### Task instructions
Count the lines in the records below that contain the word "トンネル", and give only that number.

### Data provided
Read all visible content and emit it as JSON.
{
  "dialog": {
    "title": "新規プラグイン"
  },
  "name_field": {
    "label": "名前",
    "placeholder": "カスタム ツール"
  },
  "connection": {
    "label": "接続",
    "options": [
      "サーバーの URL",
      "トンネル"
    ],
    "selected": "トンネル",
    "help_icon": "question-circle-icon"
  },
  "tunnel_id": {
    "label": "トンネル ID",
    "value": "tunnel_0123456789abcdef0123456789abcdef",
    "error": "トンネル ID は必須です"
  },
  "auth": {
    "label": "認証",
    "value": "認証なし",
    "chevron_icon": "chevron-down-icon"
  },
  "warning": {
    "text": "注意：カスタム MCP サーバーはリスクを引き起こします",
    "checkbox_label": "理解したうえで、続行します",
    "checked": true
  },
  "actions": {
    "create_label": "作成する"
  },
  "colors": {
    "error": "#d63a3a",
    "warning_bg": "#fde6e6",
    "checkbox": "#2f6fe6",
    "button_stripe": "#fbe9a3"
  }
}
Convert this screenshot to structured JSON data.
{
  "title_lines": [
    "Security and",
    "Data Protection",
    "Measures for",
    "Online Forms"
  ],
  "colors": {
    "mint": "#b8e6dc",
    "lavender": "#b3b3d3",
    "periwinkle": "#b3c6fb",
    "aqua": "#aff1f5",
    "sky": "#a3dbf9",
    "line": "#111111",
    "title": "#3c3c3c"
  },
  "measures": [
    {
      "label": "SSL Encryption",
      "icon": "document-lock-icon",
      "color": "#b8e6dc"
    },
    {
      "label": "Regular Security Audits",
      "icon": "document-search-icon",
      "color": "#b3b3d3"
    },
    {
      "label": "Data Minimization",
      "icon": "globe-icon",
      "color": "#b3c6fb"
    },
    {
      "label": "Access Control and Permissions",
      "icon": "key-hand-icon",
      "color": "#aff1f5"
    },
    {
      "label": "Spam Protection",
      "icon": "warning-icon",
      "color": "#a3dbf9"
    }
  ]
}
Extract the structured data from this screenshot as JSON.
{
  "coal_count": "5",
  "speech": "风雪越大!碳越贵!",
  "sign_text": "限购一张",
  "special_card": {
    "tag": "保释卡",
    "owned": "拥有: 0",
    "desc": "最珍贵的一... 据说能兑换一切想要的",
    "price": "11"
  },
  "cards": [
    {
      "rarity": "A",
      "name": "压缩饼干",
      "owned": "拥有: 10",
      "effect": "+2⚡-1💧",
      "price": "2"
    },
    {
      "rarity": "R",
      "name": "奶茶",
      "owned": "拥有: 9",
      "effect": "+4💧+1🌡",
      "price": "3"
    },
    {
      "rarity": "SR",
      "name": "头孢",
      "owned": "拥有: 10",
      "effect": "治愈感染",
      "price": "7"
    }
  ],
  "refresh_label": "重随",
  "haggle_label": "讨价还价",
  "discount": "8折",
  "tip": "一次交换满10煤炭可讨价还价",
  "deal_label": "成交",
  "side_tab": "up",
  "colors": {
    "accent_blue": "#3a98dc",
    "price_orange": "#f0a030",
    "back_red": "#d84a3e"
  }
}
==
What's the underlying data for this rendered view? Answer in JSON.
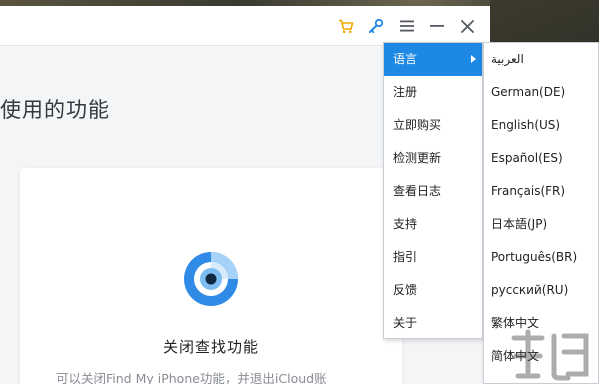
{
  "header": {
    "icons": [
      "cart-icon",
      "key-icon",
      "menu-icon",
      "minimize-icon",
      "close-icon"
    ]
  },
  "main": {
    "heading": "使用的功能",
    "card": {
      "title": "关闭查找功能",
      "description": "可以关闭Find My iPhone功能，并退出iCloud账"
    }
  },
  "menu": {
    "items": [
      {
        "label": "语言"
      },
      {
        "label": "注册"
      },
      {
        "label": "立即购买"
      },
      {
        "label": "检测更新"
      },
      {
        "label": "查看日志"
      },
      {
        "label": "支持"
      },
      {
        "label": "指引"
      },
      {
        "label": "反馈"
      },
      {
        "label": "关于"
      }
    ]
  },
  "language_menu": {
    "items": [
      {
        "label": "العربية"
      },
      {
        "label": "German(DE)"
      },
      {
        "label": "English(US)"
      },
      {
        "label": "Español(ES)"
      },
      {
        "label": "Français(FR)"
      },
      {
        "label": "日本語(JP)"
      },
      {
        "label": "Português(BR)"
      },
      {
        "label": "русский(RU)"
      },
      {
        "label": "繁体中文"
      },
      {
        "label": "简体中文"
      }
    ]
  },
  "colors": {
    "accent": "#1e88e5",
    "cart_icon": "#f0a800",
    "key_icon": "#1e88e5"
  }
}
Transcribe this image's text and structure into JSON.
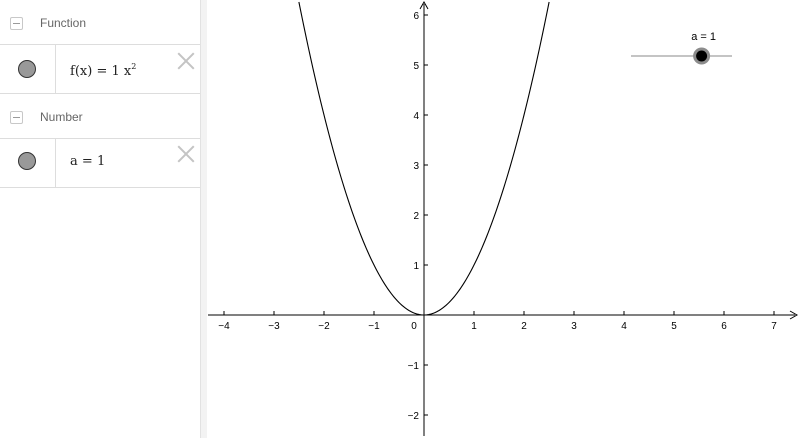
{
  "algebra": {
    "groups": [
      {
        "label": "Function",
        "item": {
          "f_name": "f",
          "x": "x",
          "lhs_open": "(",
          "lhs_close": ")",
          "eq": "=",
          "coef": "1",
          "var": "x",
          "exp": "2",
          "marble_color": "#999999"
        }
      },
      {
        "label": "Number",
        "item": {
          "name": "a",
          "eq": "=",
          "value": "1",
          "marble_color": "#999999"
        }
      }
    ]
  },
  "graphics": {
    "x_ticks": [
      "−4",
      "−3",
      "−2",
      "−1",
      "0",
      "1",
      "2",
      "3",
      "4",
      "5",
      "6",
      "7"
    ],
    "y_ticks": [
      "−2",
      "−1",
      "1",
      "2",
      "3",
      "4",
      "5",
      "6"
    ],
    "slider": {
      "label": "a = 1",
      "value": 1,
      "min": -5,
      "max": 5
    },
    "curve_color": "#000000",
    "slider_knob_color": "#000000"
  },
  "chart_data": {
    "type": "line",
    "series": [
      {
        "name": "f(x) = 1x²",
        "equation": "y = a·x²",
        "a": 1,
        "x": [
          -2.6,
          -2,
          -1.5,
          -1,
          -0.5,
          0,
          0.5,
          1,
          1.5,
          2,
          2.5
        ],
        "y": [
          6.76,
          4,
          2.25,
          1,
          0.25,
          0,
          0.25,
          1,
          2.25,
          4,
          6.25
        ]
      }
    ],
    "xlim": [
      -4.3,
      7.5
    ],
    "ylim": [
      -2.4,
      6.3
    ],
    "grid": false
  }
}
---
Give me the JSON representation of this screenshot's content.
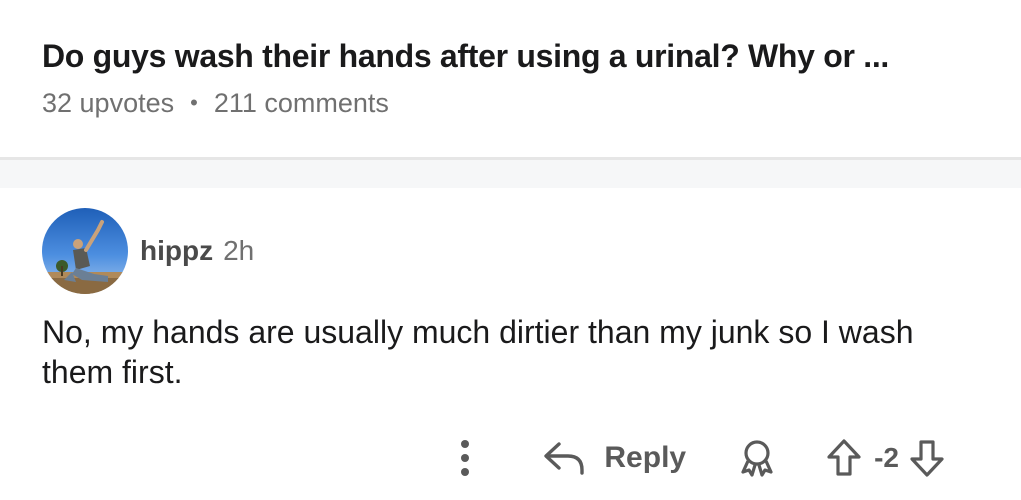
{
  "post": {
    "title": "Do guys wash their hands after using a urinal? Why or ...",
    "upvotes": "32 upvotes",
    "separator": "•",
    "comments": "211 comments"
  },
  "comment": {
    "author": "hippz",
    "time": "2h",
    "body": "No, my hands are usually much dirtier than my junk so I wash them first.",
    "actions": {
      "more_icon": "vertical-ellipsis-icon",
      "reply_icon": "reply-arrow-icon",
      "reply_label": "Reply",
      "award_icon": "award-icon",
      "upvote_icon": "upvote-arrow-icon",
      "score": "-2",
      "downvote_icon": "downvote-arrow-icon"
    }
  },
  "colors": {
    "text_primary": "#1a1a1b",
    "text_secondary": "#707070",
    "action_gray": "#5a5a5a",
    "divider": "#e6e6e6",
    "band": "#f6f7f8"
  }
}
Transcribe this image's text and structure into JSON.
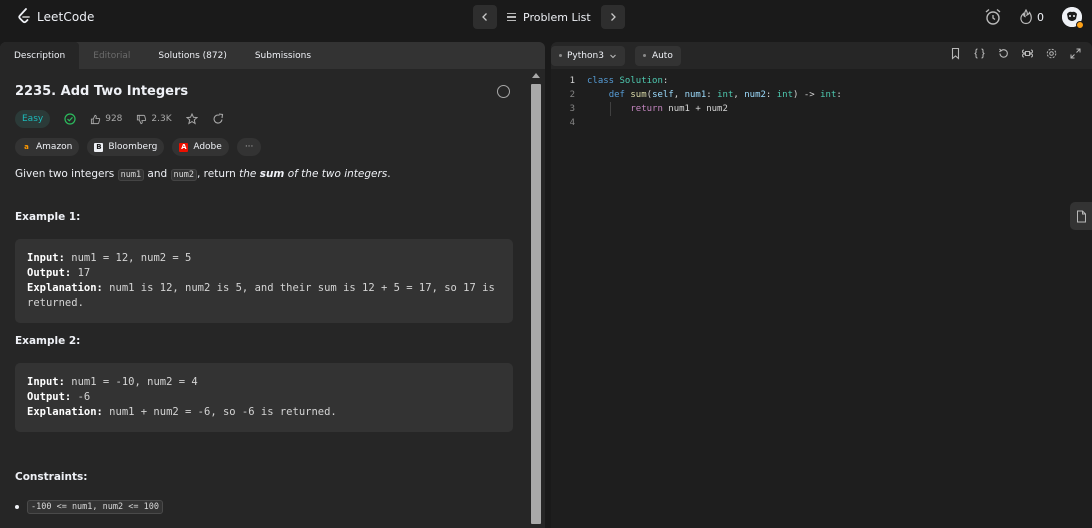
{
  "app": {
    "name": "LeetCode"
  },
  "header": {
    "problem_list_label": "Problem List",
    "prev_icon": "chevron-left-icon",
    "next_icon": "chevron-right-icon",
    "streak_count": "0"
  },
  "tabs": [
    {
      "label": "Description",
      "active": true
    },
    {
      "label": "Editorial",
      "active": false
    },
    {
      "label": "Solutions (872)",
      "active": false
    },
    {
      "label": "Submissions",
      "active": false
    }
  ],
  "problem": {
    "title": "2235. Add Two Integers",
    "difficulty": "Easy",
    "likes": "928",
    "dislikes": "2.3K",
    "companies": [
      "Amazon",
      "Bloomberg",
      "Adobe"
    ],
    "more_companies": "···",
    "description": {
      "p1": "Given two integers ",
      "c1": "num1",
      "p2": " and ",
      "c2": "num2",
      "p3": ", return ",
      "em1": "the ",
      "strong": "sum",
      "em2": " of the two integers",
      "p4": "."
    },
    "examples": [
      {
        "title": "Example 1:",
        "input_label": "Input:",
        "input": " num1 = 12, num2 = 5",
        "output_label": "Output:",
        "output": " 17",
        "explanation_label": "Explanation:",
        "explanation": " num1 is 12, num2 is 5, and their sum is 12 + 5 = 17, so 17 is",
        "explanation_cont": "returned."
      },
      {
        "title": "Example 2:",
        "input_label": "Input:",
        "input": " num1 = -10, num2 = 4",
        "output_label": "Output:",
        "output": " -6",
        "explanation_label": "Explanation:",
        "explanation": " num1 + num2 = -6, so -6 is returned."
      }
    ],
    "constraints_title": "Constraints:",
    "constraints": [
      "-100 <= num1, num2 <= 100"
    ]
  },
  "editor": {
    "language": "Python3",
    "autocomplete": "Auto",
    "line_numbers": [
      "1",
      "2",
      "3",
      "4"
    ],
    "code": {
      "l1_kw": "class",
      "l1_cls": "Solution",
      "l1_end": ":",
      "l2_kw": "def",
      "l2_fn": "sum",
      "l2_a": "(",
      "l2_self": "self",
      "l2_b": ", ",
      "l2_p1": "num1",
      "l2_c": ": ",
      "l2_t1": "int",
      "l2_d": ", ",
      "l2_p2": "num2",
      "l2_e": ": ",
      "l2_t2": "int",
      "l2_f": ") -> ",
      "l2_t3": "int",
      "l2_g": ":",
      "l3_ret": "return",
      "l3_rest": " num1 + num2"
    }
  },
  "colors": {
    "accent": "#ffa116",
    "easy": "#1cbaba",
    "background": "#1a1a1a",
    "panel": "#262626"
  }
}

### Task answer
4